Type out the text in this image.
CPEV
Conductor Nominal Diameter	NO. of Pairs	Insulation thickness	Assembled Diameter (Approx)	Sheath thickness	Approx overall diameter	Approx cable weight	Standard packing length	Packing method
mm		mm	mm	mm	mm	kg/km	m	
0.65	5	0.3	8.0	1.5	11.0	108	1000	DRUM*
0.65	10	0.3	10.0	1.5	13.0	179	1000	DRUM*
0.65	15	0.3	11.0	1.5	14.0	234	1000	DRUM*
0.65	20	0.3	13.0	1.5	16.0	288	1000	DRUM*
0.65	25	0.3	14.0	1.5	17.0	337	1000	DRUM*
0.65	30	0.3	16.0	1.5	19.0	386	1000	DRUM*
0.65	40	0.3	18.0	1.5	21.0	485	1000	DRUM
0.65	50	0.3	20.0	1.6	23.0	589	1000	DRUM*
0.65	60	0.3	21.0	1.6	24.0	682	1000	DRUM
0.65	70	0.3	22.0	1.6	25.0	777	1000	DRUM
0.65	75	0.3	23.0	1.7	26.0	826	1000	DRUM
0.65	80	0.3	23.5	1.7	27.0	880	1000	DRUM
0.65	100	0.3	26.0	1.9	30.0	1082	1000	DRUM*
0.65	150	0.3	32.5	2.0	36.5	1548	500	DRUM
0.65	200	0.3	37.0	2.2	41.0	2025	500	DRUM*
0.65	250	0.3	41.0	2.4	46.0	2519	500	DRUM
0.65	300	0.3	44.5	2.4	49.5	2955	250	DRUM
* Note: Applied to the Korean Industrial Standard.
------
** WHAT IS ASKED **
Leave out every line without the string "Standard" and copy the rest.

** ANSWER IN FULL **
Conductor Nominal Diameter	NO. of Pairs	Insulation thickness	Assembled Diameter (Approx)	Sheath thickness	Approx overall diameter	Approx cable weight	Standard packing length	Packing method
* Note: Applied to the Korean Industrial Standard.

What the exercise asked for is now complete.